#### Written exercise
Please write out the complete listing that follows, exactly as it reads.

== Listing

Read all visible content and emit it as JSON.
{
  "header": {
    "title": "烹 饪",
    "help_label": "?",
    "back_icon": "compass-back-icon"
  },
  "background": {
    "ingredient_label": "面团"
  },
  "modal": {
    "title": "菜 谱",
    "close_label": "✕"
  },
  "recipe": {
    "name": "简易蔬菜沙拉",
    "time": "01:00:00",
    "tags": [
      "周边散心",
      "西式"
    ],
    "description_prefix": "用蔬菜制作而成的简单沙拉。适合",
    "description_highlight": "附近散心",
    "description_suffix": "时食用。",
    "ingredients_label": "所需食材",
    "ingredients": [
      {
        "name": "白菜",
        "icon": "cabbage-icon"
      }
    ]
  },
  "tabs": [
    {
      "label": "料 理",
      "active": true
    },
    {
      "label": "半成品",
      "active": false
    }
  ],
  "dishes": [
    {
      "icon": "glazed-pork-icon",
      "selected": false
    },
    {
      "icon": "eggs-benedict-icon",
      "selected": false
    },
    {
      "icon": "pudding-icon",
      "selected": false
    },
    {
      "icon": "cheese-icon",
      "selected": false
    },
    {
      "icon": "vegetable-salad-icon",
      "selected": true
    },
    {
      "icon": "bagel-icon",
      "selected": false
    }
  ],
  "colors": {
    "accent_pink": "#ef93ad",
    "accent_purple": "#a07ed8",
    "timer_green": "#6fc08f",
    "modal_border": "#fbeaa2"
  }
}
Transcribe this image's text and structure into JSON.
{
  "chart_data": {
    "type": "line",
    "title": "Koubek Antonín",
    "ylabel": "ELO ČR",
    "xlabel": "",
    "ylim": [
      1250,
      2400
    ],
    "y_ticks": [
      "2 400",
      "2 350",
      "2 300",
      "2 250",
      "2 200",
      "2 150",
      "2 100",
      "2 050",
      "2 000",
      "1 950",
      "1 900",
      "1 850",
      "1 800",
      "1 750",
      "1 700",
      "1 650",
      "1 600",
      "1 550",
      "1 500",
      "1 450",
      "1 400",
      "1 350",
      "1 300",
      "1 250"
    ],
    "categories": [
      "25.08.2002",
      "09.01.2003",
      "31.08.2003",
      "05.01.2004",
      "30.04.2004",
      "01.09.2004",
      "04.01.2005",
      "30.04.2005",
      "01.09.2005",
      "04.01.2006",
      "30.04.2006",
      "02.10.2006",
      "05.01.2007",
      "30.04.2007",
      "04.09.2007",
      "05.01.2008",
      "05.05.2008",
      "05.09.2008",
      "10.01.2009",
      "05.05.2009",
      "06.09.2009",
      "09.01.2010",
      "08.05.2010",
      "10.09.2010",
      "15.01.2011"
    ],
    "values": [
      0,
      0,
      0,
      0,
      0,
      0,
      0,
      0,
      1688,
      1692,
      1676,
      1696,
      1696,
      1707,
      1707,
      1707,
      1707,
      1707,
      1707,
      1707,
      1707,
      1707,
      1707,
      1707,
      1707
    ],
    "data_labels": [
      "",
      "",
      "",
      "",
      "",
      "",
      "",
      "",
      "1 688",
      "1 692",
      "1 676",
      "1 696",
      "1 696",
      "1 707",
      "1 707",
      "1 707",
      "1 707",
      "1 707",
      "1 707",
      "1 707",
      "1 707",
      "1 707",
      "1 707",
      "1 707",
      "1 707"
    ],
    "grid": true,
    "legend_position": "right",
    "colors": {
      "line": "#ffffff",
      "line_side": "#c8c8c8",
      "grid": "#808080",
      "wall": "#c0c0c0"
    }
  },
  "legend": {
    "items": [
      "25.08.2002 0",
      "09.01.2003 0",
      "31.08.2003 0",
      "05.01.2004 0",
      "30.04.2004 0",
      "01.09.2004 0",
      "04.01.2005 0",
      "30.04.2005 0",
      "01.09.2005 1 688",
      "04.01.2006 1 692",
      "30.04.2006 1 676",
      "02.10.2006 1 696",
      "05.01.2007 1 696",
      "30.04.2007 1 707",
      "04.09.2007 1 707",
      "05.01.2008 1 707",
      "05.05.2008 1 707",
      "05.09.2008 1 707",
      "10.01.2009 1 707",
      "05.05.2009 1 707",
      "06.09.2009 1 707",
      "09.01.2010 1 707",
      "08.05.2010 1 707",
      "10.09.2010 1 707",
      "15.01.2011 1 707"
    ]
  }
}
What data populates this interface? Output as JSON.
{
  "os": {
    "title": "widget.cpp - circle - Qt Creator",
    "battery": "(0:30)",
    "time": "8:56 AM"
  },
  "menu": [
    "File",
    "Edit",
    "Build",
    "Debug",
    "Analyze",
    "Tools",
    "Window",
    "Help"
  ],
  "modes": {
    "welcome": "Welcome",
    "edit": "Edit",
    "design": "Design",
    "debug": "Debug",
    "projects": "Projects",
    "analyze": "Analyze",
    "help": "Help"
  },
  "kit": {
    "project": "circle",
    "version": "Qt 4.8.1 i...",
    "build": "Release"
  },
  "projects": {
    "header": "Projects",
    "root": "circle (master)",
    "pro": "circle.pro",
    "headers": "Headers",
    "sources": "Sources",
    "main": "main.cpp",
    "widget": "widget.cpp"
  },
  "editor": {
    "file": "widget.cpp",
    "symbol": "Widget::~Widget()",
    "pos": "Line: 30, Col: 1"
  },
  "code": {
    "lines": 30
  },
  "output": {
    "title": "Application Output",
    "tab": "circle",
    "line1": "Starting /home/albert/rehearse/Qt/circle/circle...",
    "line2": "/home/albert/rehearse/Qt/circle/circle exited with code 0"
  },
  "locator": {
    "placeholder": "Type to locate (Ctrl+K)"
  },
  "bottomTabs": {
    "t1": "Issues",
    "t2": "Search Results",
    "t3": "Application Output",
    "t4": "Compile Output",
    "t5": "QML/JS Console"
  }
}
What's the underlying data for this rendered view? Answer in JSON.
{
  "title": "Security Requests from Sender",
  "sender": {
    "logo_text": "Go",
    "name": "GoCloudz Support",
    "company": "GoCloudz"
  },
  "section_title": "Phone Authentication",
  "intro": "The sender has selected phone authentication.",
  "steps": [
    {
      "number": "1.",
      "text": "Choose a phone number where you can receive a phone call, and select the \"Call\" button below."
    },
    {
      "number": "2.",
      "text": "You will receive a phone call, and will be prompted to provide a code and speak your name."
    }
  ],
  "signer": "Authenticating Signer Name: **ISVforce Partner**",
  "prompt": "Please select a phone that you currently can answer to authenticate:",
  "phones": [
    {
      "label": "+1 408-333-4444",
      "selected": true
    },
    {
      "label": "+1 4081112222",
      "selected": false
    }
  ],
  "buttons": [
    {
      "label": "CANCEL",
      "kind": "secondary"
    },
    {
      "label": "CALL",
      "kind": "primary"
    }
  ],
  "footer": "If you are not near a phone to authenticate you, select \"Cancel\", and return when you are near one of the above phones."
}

====

#### Final result
Read all visible content and emit it as JSON.
{
  "header": {
    "title": "烹 饪",
    "help_label": "?",
    "back_icon": "compass-back-icon"
  },
  "background": {
    "ingredient_label": "面团"
  },
  "modal": {
    "title": "菜 谱",
    "close_label": "✕"
  },
  "recipe": {
    "name": "简易蔬菜沙拉",
    "time": "01:00:00",
    "tags": [
      "周边散心",
      "西式"
    ],
    "description_prefix": "用蔬菜制作而成的简单沙拉。适合",
    "description_highlight": "附近散心",
    "description_suffix": "时食用。",
    "ingredients_label": "所需食材",
    "ingredients": [
      {
        "name": "白菜",
        "icon": "cabbage-icon"
      }
    ]
  },
  "tabs": [
    {
      "label": "料 理",
      "active": true
    },
    {
      "label": "半成品",
      "active": false
    }
  ],
  "dishes": [
    {
      "icon": "glazed-pork-icon",
      "selected": false
    },
    {
      "icon": "eggs-benedict-icon",
      "selected": false
    },
    {
      "icon": "pudding-icon",
      "selected": false
    },
    {
      "icon": "cheese-icon",
      "selected": false
    },
    {
      "icon": "vegetable-salad-icon",
      "selected": true
    },
    {
      "icon": "bagel-icon",
      "selected": false
    }
  ],
  "colors": {
    "accent_pink": "#ef93ad",
    "accent_purple": "#a07ed8",
    "timer_green": "#6fc08f",
    "modal_border": "#fbeaa2"
  }
}
Transcribe this image's text and structure into JSON.
{
  "chart_data": {
    "type": "line",
    "title": "Koubek Antonín",
    "ylabel": "ELO ČR",
    "xlabel": "",
    "ylim": [
      1250,
      2400
    ],
    "y_ticks": [
      "2 400",
      "2 350",
      "2 300",
      "2 250",
      "2 200",
      "2 150",
      "2 100",
      "2 050",
      "2 000",
      "1 950",
      "1 900",
      "1 850",
      "1 800",
      "1 750",
      "1 700",
      "1 650",
      "1 600",
      "1 550",
      "1 500",
      "1 450",
      "1 400",
      "1 350",
      "1 300",
      "1 250"
    ],
    "categories": [
      "25.08.2002",
      "09.01.2003",
      "31.08.2003",
      "05.01.2004",
      "30.04.2004",
      "01.09.2004",
      "04.01.2005",
      "30.04.2005",
      "01.09.2005",
      "04.01.2006",
      "30.04.2006",
      "02.10.2006",
      "05.01.2007",
      "30.04.2007",
      "04.09.2007",
      "05.01.2008",
      "05.05.2008",
      "05.09.2008",
      "10.01.2009",
      "05.05.2009",
      "06.09.2009",
      "09.01.2010",
      "08.05.2010",
      "10.09.2010",
      "15.01.2011"
    ],
    "values": [
      0,
      0,
      0,
      0,
      0,
      0,
      0,
      0,
      1688,
      1692,
      1676,
      1696,
      1696,
      1707,
      1707,
      1707,
      1707,
      1707,
      1707,
      1707,
      1707,
      1707,
      1707,
      1707,
      1707
    ],
    "data_labels": [
      "",
      "",
      "",
      "",
      "",
      "",
      "",
      "",
      "1 688",
      "1 692",
      "1 676",
      "1 696",
      "1 696",
      "1 707",
      "1 707",
      "1 707",
      "1 707",
      "1 707",
      "1 707",
      "1 707",
      "1 707",
      "1 707",
      "1 707",
      "1 707",
      "1 707"
    ],
    "grid": true,
    "legend_position": "right",
    "colors": {
      "line": "#ffffff",
      "line_side": "#c8c8c8",
      "grid": "#808080",
      "wall": "#c0c0c0"
    }
  },
  "legend": {
    "items": [
      "25.08.2002 0",
      "09.01.2003 0",
      "31.08.2003 0",
      "05.01.2004 0",
      "30.04.2004 0",
      "01.09.2004 0",
      "04.01.2005 0",
      "30.04.2005 0",
      "01.09.2005 1 688",
      "04.01.2006 1 692",
      "30.04.2006 1 676",
      "02.10.2006 1 696",
      "05.01.2007 1 696",
      "30.04.2007 1 707",
      "04.09.2007 1 707",
      "05.01.2008 1 707",
      "05.05.2008 1 707",
      "05.09.2008 1 707",
      "10.01.2009 1 707",
      "05.05.2009 1 707",
      "06.09.2009 1 707",
      "09.01.2010 1 707",
      "08.05.2010 1 707",
      "10.09.2010 1 707",
      "15.01.2011 1 707"
    ]
  }
}
What data populates this interface? Output as JSON.
{
  "os": {
    "title": "widget.cpp - circle - Qt Creator",
    "battery": "(0:30)",
    "time": "8:56 AM"
  },
  "menu": [
    "File",
    "Edit",
    "Build",
    "Debug",
    "Analyze",
    "Tools",
    "Window",
    "Help"
  ],
  "modes": {
    "welcome": "Welcome",
    "edit": "Edit",
    "design": "Design",
    "debug": "Debug",
    "projects": "Projects",
    "analyze": "Analyze",
    "help": "Help"
  },
  "kit": {
    "project": "circle",
    "version": "Qt 4.8.1 i...",
    "build": "Release"
  },
  "projects": {
    "header": "Projects",
    "root": "circle (master)",
    "pro": "circle.pro",
    "headers": "Headers",
    "sources": "Sources",
    "main": "main.cpp",
    "widget": "widget.cpp"
  },
  "editor": {
    "file": "widget.cpp",
    "symbol": "Widget::~Widget()",
    "pos": "Line: 30, Col: 1"
  },
  "code": {
    "lines": 30
  },
  "output": {
    "title": "Application Output",
    "tab": "circle",
    "line1": "Starting /home/albert/rehearse/Qt/circle/circle...",
    "line2": "/home/albert/rehearse/Qt/circle/circle exited with code 0"
  },
  "locator": {
    "placeholder": "Type to locate (Ctrl+K)"
  },
  "bottomTabs": {
    "t1": "Issues",
    "t2": "Search Results",
    "t3": "Application Output",
    "t4": "Compile Output",
    "t5": "QML/JS Console"
  }
}
What's the underlying data for this rendered view? Answer in JSON.
{
  "title": "Security Requests from Sender",
  "sender": {
    "logo_text": "Go",
    "name": "GoCloudz Support",
    "company": "GoCloudz"
  },
  "section_title": "Phone Authentication",
  "intro": "The sender has selected phone authentication.",
  "steps": [
    {
      "number": "1.",
      "text": "Choose a phone number where you can receive a phone call, and select the \"Call\" button below."
    },
    {
      "number": "2.",
      "text": "You will receive a phone call, and will be prompted to provide a code and speak your name."
    }
  ],
  "signer": "Authenticating Signer Name: **ISVforce Partner**",
  "prompt": "Please select a phone that you currently can answer to authenticate:",
  "phones": [
    {
      "label": "+1 408-333-4444",
      "selected": true
    },
    {
      "label": "+1 4081112222",
      "selected": false
    }
  ],
  "buttons": [
    {
      "label": "CANCEL",
      "kind": "secondary"
    },
    {
      "label": "CALL",
      "kind": "primary"
    }
  ],
  "footer": "If you are not near a phone to authenticate you, select \"Cancel\", and return when you are near one of the above phones."
}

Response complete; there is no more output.